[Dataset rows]
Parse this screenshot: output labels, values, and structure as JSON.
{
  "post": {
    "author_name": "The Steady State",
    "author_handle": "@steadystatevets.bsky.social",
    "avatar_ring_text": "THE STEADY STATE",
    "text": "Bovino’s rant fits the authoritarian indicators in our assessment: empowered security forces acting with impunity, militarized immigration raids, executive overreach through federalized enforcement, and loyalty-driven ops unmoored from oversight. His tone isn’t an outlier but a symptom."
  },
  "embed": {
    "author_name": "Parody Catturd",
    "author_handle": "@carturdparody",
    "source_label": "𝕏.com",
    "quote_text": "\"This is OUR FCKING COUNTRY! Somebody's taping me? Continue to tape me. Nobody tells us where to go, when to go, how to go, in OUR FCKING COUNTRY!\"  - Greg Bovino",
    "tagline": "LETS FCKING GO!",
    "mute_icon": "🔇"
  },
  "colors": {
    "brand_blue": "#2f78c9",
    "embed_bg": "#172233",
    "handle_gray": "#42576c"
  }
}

What you will do —
From the entries above, extract each line containing "FCKING".

The completed task —
    "quote_text": "\"This is OUR FCKING COUNTRY! Somebody's taping me? Continue to tape me. Nobody tells us where to go, when to go, how to go, in OUR FCKING COUNTRY!\"  - Greg Bovino",
    "tagline": "LETS FCKING GO!",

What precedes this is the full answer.